Work to complete
Extract each line of the data and write it out again exactly.

— START OF Excerpted records —

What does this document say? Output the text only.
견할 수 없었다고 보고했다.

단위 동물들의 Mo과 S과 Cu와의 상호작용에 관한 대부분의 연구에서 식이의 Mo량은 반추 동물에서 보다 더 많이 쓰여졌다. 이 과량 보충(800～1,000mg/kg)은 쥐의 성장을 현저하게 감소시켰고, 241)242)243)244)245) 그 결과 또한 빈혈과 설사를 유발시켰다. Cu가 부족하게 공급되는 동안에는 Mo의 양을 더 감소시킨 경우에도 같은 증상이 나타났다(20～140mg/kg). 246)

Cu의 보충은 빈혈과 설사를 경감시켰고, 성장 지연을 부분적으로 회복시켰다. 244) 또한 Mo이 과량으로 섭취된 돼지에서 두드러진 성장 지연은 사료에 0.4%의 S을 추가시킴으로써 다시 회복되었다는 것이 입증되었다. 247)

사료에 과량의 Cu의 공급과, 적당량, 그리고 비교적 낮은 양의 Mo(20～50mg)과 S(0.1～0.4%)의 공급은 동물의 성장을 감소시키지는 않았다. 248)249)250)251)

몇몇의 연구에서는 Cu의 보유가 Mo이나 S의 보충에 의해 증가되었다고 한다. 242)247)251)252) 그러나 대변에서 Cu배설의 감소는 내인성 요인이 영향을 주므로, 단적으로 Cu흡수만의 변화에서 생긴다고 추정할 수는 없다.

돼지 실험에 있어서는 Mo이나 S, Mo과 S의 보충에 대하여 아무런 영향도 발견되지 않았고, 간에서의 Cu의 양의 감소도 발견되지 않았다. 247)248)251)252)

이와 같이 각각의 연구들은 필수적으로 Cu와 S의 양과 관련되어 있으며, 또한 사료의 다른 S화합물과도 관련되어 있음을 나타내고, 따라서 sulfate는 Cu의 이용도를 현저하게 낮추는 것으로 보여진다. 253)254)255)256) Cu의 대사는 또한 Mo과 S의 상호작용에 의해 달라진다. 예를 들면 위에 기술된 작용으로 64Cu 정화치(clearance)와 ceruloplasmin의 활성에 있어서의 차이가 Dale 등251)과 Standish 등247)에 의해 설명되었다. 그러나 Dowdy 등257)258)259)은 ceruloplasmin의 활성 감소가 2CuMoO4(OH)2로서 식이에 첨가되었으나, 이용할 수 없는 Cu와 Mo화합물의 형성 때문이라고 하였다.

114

— END OF Excerpted records —

Output of the task
What does this document say? Output the text only.
견할 수 없었다고 보고했다.

단위 동물들의 Mo과 S과 Cu와의 상호작용에 관한 대부분의 연구에서 식이의 Mo량은 반추 동물에서 보다 더 많이 쓰여졌다. 이 과량 보충(800～1,000mg/kg)은 쥐의 성장을 현저하게 감소시켰고, 241)242)243)244)245) 그 결과 또한 빈혈과 설사를 유발시켰다. Cu가 부족하게 공급되는 동안에는 Mo의 양을 더 감소시킨 경우에도 같은 증상이 나타났다(20～140mg/kg). 246)

Cu의 보충은 빈혈과 설사를 경감시켰고, 성장 지연을 부분적으로 회복시켰다. 244) 또한 Mo이 과량으로 섭취된 돼지에서 두드러진 성장 지연은 사료에 0.4%의 S을 추가시킴으로써 다시 회복되었다는 것이 입증되었다. 247)

사료에 과량의 Cu의 공급과, 적당량, 그리고 비교적 낮은 양의 Mo(20～50mg)과 S(0.1～0.4%)의 공급은 동물의 성장을 감소시키지는 않았다. 248)249)250)251)

몇몇의 연구에서는 Cu의 보유가 Mo이나 S의 보충에 의해 증가되었다고 한다. 242)247)251)252) 그러나 대변에서 Cu배설의 감소는 내인성 요인이 영향을 주므로, 단적으로 Cu흡수만의 변화에서 생긴다고 추정할 수는 없다.

돼지 실험에 있어서는 Mo이나 S, Mo과 S의 보충에 대하여 아무런 영향도 발견되지 않았고, 간에서의 Cu의 양의 감소도 발견되지 않았다. 247)248)251)252)

이와 같이 각각의 연구들은 필수적으로 Cu와 S의 양과 관련되어 있으며, 또한 사료의 다른 S화합물과도 관련되어 있음을 나타내고, 따라서 sulfate는 Cu의 이용도를 현저하게 낮추는 것으로 보여진다. 253)254)255)256) Cu의 대사는 또한 Mo과 S의 상호작용에 의해 달라진다. 예를 들면 위에 기술된 작용으로 64Cu 정화치(clearance)와 ceruloplasmin의 활성에 있어서의 차이가 Dale 등251)과 Standish 등247)에 의해 설명되었다. 그러나 Dowdy 등257)258)259)은 ceruloplasmin의 활성 감소가 2CuMoO4(OH)2로서 식이에 첨가되었으나, 이용할 수 없는 Cu와 Mo화합물의 형성 때문이라고 하였다.

114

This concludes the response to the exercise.